Records that describe figures
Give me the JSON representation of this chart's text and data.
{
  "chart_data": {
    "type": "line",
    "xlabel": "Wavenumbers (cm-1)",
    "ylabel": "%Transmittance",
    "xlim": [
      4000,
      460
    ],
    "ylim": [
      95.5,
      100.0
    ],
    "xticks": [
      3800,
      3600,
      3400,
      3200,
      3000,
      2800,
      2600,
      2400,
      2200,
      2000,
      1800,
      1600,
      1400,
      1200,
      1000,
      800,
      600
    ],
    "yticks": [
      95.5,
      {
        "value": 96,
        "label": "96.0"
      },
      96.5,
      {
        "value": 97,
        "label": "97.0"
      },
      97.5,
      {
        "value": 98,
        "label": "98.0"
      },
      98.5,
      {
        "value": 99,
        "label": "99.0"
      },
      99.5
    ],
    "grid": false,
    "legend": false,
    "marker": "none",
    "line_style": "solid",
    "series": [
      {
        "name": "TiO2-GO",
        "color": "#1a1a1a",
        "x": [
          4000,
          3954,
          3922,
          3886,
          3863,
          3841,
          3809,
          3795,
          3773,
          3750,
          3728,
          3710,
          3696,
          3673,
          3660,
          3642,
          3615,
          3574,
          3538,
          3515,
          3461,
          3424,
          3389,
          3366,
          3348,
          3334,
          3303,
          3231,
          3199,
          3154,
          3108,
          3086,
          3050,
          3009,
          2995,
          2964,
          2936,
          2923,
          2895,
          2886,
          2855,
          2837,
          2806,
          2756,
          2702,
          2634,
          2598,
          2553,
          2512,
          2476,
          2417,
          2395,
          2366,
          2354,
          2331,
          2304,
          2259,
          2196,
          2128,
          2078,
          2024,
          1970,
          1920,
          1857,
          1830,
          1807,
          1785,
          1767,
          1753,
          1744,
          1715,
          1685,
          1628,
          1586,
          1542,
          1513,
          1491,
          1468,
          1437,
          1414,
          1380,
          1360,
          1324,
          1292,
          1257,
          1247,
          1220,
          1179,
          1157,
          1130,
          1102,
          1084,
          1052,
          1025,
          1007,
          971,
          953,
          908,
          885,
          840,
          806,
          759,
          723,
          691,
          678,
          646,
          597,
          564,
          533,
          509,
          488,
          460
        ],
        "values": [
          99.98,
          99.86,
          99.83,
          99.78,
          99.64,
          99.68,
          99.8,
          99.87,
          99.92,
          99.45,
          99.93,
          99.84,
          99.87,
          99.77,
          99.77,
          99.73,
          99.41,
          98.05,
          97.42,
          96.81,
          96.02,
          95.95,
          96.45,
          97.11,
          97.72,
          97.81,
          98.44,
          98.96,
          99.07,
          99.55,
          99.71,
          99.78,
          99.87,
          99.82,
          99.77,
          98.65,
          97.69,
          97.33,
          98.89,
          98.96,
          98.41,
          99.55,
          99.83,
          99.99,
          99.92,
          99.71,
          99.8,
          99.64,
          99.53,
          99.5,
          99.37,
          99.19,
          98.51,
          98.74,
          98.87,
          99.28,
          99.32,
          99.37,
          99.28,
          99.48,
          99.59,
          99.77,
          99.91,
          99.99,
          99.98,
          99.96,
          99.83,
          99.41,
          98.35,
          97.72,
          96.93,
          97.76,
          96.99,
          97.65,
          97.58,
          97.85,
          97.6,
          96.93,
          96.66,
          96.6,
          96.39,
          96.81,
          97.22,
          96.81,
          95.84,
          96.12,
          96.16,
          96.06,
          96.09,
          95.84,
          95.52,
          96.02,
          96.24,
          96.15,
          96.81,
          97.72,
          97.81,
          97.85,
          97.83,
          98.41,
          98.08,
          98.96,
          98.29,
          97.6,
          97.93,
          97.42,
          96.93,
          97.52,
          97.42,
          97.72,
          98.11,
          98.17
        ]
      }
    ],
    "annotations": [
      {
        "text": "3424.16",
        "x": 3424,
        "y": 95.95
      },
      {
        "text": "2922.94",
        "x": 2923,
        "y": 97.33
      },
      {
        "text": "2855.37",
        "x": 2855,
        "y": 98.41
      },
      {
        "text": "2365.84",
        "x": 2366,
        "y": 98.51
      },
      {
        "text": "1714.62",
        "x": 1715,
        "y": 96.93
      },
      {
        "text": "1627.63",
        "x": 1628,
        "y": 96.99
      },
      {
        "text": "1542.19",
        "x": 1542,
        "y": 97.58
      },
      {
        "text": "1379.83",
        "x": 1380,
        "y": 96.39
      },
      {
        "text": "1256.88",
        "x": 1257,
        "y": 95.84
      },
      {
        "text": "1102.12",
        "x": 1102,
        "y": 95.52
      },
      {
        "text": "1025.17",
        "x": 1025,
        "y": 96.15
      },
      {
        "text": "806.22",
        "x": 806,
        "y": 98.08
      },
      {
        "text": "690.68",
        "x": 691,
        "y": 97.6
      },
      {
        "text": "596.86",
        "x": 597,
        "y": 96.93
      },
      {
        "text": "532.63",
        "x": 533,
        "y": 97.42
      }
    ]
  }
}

▶ **Directions**: Extract each line of the listing above, copying it word for word.

▶ **Solution**:
Give me the JSON representation of this chart's text and data.
{
  "chart_data": {
    "type": "line",
    "xlabel": "Wavenumbers (cm-1)",
    "ylabel": "%Transmittance",
    "xlim": [
      4000,
      460
    ],
    "ylim": [
      95.5,
      100.0
    ],
    "xticks": [
      3800,
      3600,
      3400,
      3200,
      3000,
      2800,
      2600,
      2400,
      2200,
      2000,
      1800,
      1600,
      1400,
      1200,
      1000,
      800,
      600
    ],
    "yticks": [
      95.5,
      {
        "value": 96,
        "label": "96.0"
      },
      96.5,
      {
        "value": 97,
        "label": "97.0"
      },
      97.5,
      {
        "value": 98,
        "label": "98.0"
      },
      98.5,
      {
        "value": 99,
        "label": "99.0"
      },
      99.5
    ],
    "grid": false,
    "legend": false,
    "marker": "none",
    "line_style": "solid",
    "series": [
      {
        "name": "TiO2-GO",
        "color": "#1a1a1a",
        "x": [
          4000,
          3954,
          3922,
          3886,
          3863,
          3841,
          3809,
          3795,
          3773,
          3750,
          3728,
          3710,
          3696,
          3673,
          3660,
          3642,
          3615,
          3574,
          3538,
          3515,
          3461,
          3424,
          3389,
          3366,
          3348,
          3334,
          3303,
          3231,
          3199,
          3154,
          3108,
          3086,
          3050,
          3009,
          2995,
          2964,
          2936,
          2923,
          2895,
          2886,
          2855,
          2837,
          2806,
          2756,
          2702,
          2634,
          2598,
          2553,
          2512,
          2476,
          2417,
          2395,
          2366,
          2354,
          2331,
          2304,
          2259,
          2196,
          2128,
          2078,
          2024,
          1970,
          1920,
          1857,
          1830,
          1807,
          1785,
          1767,
          1753,
          1744,
          1715,
          1685,
          1628,
          1586,
          1542,
          1513,
          1491,
          1468,
          1437,
          1414,
          1380,
          1360,
          1324,
          1292,
          1257,
          1247,
          1220,
          1179,
          1157,
          1130,
          1102,
          1084,
          1052,
          1025,
          1007,
          971,
          953,
          908,
          885,
          840,
          806,
          759,
          723,
          691,
          678,
          646,
          597,
          564,
          533,
          509,
          488,
          460
        ],
        "values": [
          99.98,
          99.86,
          99.83,
          99.78,
          99.64,
          99.68,
          99.8,
          99.87,
          99.92,
          99.45,
          99.93,
          99.84,
          99.87,
          99.77,
          99.77,
          99.73,
          99.41,
          98.05,
          97.42,
          96.81,
          96.02,
          95.95,
          96.45,
          97.11,
          97.72,
          97.81,
          98.44,
          98.96,
          99.07,
          99.55,
          99.71,
          99.78,
          99.87,
          99.82,
          99.77,
          98.65,
          97.69,
          97.33,
          98.89,
          98.96,
          98.41,
          99.55,
          99.83,
          99.99,
          99.92,
          99.71,
          99.8,
          99.64,
          99.53,
          99.5,
          99.37,
          99.19,
          98.51,
          98.74,
          98.87,
          99.28,
          99.32,
          99.37,
          99.28,
          99.48,
          99.59,
          99.77,
          99.91,
          99.99,
          99.98,
          99.96,
          99.83,
          99.41,
          98.35,
          97.72,
          96.93,
          97.76,
          96.99,
          97.65,
          97.58,
          97.85,
          97.6,
          96.93,
          96.66,
          96.6,
          96.39,
          96.81,
          97.22,
          96.81,
          95.84,
          96.12,
          96.16,
          96.06,
          96.09,
          95.84,
          95.52,
          96.02,
          96.24,
          96.15,
          96.81,
          97.72,
          97.81,
          97.85,
          97.83,
          98.41,
          98.08,
          98.96,
          98.29,
          97.6,
          97.93,
          97.42,
          96.93,
          97.52,
          97.42,
          97.72,
          98.11,
          98.17
        ]
      }
    ],
    "annotations": [
      {
        "text": "3424.16",
        "x": 3424,
        "y": 95.95
      },
      {
        "text": "2922.94",
        "x": 2923,
        "y": 97.33
      },
      {
        "text": "2855.37",
        "x": 2855,
        "y": 98.41
      },
      {
        "text": "2365.84",
        "x": 2366,
        "y": 98.51
      },
      {
        "text": "1714.62",
        "x": 1715,
        "y": 96.93
      },
      {
        "text": "1627.63",
        "x": 1628,
        "y": 96.99
      },
      {
        "text": "1542.19",
        "x": 1542,
        "y": 97.58
      },
      {
        "text": "1379.83",
        "x": 1380,
        "y": 96.39
      },
      {
        "text": "1256.88",
        "x": 1257,
        "y": 95.84
      },
      {
        "text": "1102.12",
        "x": 1102,
        "y": 95.52
      },
      {
        "text": "1025.17",
        "x": 1025,
        "y": 96.15
      },
      {
        "text": "806.22",
        "x": 806,
        "y": 98.08
      },
      {
        "text": "690.68",
        "x": 691,
        "y": 97.6
      },
      {
        "text": "596.86",
        "x": 597,
        "y": 96.93
      },
      {
        "text": "532.63",
        "x": 533,
        "y": 97.42
      }
    ]
  }
}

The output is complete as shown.